■ **Data entries**
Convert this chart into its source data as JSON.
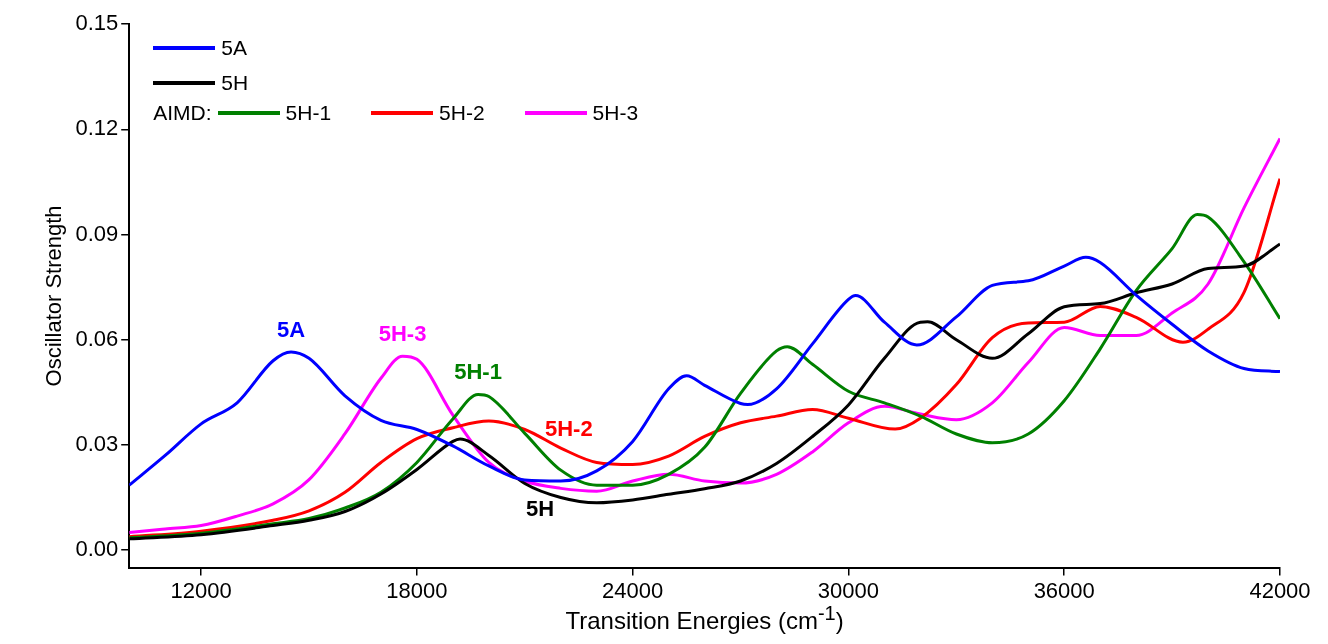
{
  "chart_data": {
    "type": "line",
    "xlabel": "Transition Energies (cm$^{-1}$)",
    "ylabel": "Oscillator Strength",
    "xlim": [
      10000,
      42000
    ],
    "xticks": [
      12000,
      18000,
      24000,
      30000,
      36000,
      42000
    ],
    "ylim": [
      -0.005,
      0.15
    ],
    "yticks": [
      {
        "value": 0,
        "label": "0.00"
      },
      {
        "value": 0.03,
        "label": "0.03"
      },
      {
        "value": 0.06,
        "label": "0.06"
      },
      {
        "value": 0.09,
        "label": "0.09"
      },
      {
        "value": 0.12,
        "label": "0.12"
      },
      {
        "value": 0.15,
        "label": "0.15"
      }
    ],
    "legend": "top left",
    "legend_title": "AIMD:",
    "series": [
      {
        "name": "5A",
        "color": "#0000ff",
        "x": [
          10000,
          11000,
          12000,
          13000,
          14000,
          14500,
          15000,
          16000,
          17000,
          18000,
          19000,
          20000,
          21000,
          22000,
          23000,
          24000,
          25000,
          25500,
          26000,
          27000,
          27200,
          28000,
          29000,
          30000,
          30200,
          31000,
          31900,
          33000,
          34000,
          35000,
          36000,
          36600,
          37000,
          38000,
          39000,
          40000,
          41000,
          42000
        ],
        "values": [
          0.0185,
          0.027,
          0.036,
          0.042,
          0.054,
          0.0565,
          0.0547,
          0.044,
          0.037,
          0.0344,
          0.0297,
          0.024,
          0.02,
          0.0197,
          0.0226,
          0.031,
          0.046,
          0.0497,
          0.047,
          0.0418,
          0.0415,
          0.046,
          0.0588,
          0.0715,
          0.0726,
          0.065,
          0.0585,
          0.0665,
          0.0755,
          0.0768,
          0.081,
          0.0835,
          0.082,
          0.0727,
          0.0644,
          0.0568,
          0.0518,
          0.0509
        ]
      },
      {
        "name": "5H",
        "color": "#000000",
        "x": [
          10000,
          12000,
          14000,
          15000,
          16000,
          17000,
          18000,
          19000,
          19200,
          20000,
          21000,
          22000,
          23000,
          24000,
          25000,
          26000,
          27000,
          28000,
          29000,
          30000,
          31000,
          32000,
          32200,
          33000,
          34000,
          35000,
          36000,
          37000,
          38000,
          39000,
          40000,
          41000,
          42000
        ],
        "values": [
          0.0032,
          0.0044,
          0.007,
          0.0085,
          0.011,
          0.016,
          0.023,
          0.031,
          0.0317,
          0.027,
          0.019,
          0.015,
          0.0135,
          0.0143,
          0.0159,
          0.0175,
          0.0197,
          0.0247,
          0.0324,
          0.0414,
          0.0547,
          0.065,
          0.0651,
          0.06,
          0.0547,
          0.0617,
          0.0694,
          0.0703,
          0.0734,
          0.0759,
          0.0803,
          0.081,
          0.0873
        ]
      },
      {
        "name": "5H-1",
        "color": "#008000",
        "x": [
          10000,
          12000,
          14000,
          15000,
          16000,
          17000,
          18000,
          19000,
          19700,
          20000,
          21000,
          22000,
          23000,
          24000,
          25000,
          26000,
          27000,
          28000,
          28300,
          29000,
          30000,
          31000,
          32000,
          33000,
          34000,
          35000,
          36000,
          37000,
          38000,
          39000,
          39700,
          40000,
          41000,
          42000
        ],
        "values": [
          0.0035,
          0.0048,
          0.0075,
          0.009,
          0.012,
          0.0165,
          0.025,
          0.0374,
          0.0444,
          0.0438,
          0.0333,
          0.0228,
          0.0185,
          0.0185,
          0.0216,
          0.0293,
          0.0447,
          0.0568,
          0.058,
          0.053,
          0.0453,
          0.042,
          0.0382,
          0.0331,
          0.0306,
          0.0331,
          0.0426,
          0.0574,
          0.074,
          0.086,
          0.0957,
          0.095,
          0.0822,
          0.066
        ]
      },
      {
        "name": "5H-2",
        "color": "#ff0000",
        "x": [
          10000,
          12000,
          14000,
          15000,
          16000,
          17000,
          18000,
          19000,
          20000,
          21000,
          22000,
          23000,
          24000,
          25000,
          26000,
          27000,
          28000,
          29000,
          30000,
          31300,
          32000,
          33000,
          34000,
          35000,
          36000,
          37000,
          38000,
          39300,
          40000,
          41000,
          42000
        ],
        "values": [
          0.0038,
          0.0054,
          0.0085,
          0.0112,
          0.0165,
          0.025,
          0.0318,
          0.0349,
          0.0368,
          0.0344,
          0.0291,
          0.025,
          0.0244,
          0.0268,
          0.0324,
          0.0363,
          0.0382,
          0.0401,
          0.0376,
          0.0345,
          0.0376,
          0.0472,
          0.0606,
          0.0648,
          0.065,
          0.0695,
          0.0664,
          0.0593,
          0.063,
          0.0735,
          0.1059
        ]
      },
      {
        "name": "5H-3",
        "color": "#ff00ff",
        "x": [
          10000,
          11000,
          12000,
          13000,
          14000,
          15000,
          16000,
          17000,
          17600,
          18000,
          19000,
          20000,
          21000,
          22000,
          23000,
          24000,
          25000,
          26000,
          27000,
          28000,
          29000,
          30000,
          31000,
          32000,
          33000,
          34000,
          35000,
          36000,
          37000,
          38000,
          39000,
          40000,
          41000,
          42000
        ],
        "values": [
          0.005,
          0.006,
          0.007,
          0.0097,
          0.0132,
          0.0201,
          0.0332,
          0.049,
          0.0553,
          0.0544,
          0.0385,
          0.025,
          0.0197,
          0.0176,
          0.0168,
          0.0197,
          0.0216,
          0.0197,
          0.0191,
          0.0216,
          0.028,
          0.0363,
          0.041,
          0.0388,
          0.0372,
          0.042,
          0.0535,
          0.0635,
          0.0612,
          0.0612,
          0.0676,
          0.0759,
          0.0976,
          0.1174
        ]
      }
    ]
  }
}
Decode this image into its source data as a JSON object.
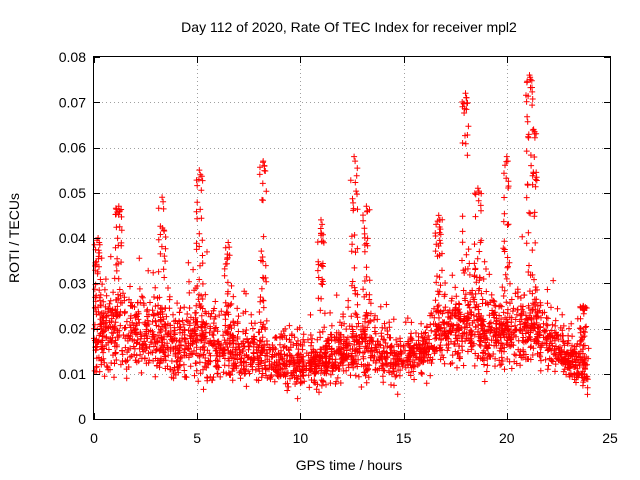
{
  "chart_data": {
    "type": "scatter",
    "title": "Day 112 of 2020, Rate Of TEC Index for receiver mpl2",
    "xlabel": "GPS time / hours",
    "ylabel": "ROTI / TECUs",
    "xlim": [
      0,
      25
    ],
    "ylim": [
      0,
      0.08
    ],
    "xticks": [
      "0",
      "5",
      "10",
      "15",
      "20",
      "25"
    ],
    "yticks": [
      "0",
      "0.01",
      "0.02",
      "0.03",
      "0.04",
      "0.05",
      "0.06",
      "0.07",
      "0.08"
    ],
    "grid": true,
    "marker": "plus",
    "color": "#ff0000",
    "density_profile": {
      "hours": [
        0,
        1,
        2,
        3,
        4,
        5,
        6,
        7,
        8,
        9,
        10,
        11,
        12,
        13,
        14,
        15,
        16,
        17,
        18,
        19,
        20,
        21,
        22,
        23,
        24
      ],
      "typical_roti": [
        0.018,
        0.02,
        0.019,
        0.018,
        0.016,
        0.017,
        0.016,
        0.015,
        0.014,
        0.013,
        0.012,
        0.012,
        0.015,
        0.016,
        0.014,
        0.013,
        0.016,
        0.02,
        0.021,
        0.019,
        0.018,
        0.02,
        0.017,
        0.013,
        0.011
      ],
      "spread": [
        0.006,
        0.007,
        0.007,
        0.007,
        0.006,
        0.007,
        0.006,
        0.005,
        0.005,
        0.004,
        0.004,
        0.004,
        0.005,
        0.005,
        0.005,
        0.004,
        0.005,
        0.006,
        0.007,
        0.007,
        0.006,
        0.006,
        0.005,
        0.004,
        0.004
      ]
    },
    "peaks": [
      {
        "x": 0.2,
        "y": 0.04
      },
      {
        "x": 1.2,
        "y": 0.047
      },
      {
        "x": 3.3,
        "y": 0.049
      },
      {
        "x": 5.1,
        "y": 0.055
      },
      {
        "x": 6.5,
        "y": 0.039
      },
      {
        "x": 8.2,
        "y": 0.057
      },
      {
        "x": 11.0,
        "y": 0.044
      },
      {
        "x": 12.6,
        "y": 0.058
      },
      {
        "x": 13.2,
        "y": 0.047
      },
      {
        "x": 16.7,
        "y": 0.045
      },
      {
        "x": 18.0,
        "y": 0.072
      },
      {
        "x": 18.6,
        "y": 0.051
      },
      {
        "x": 20.0,
        "y": 0.058
      },
      {
        "x": 21.1,
        "y": 0.076
      },
      {
        "x": 21.3,
        "y": 0.064
      },
      {
        "x": 23.7,
        "y": 0.025
      }
    ]
  }
}
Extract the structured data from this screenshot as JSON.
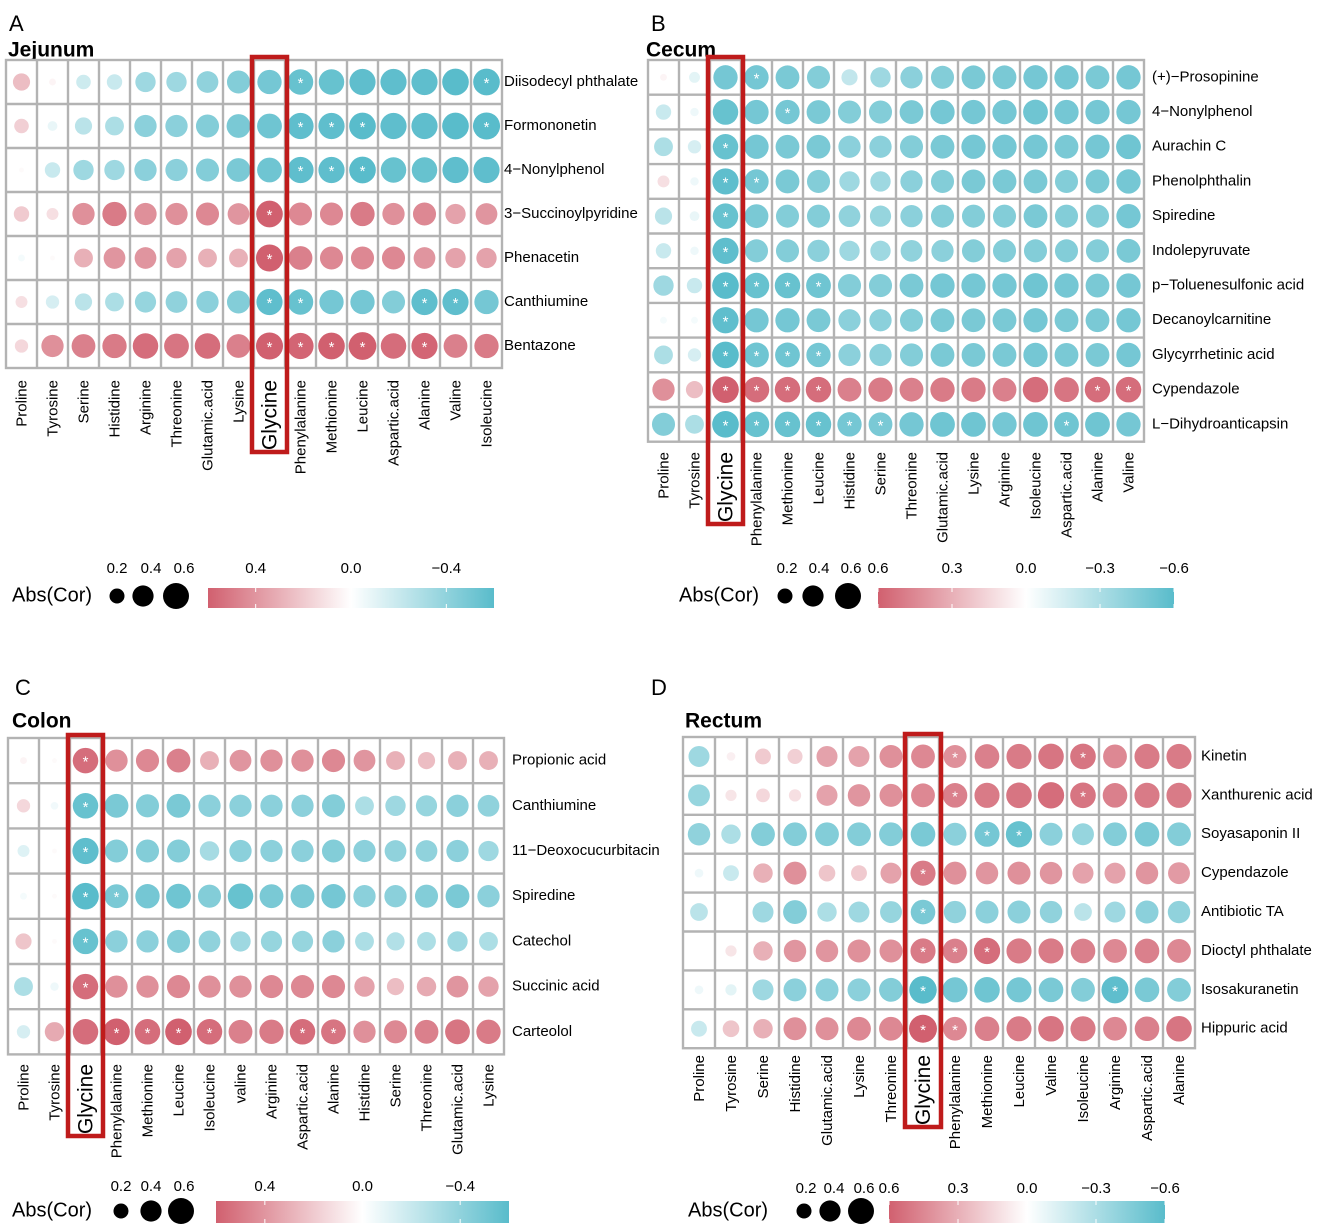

■ **To do**
Return every line from the records above that holds the word "color".

■ **The reply**
        "color": "#0000ff",
        "color": "#000000",
        "color": "#008000",
        "color": "#ff0000",
        "color": "#ff00ff",
    "color": "#ff0000",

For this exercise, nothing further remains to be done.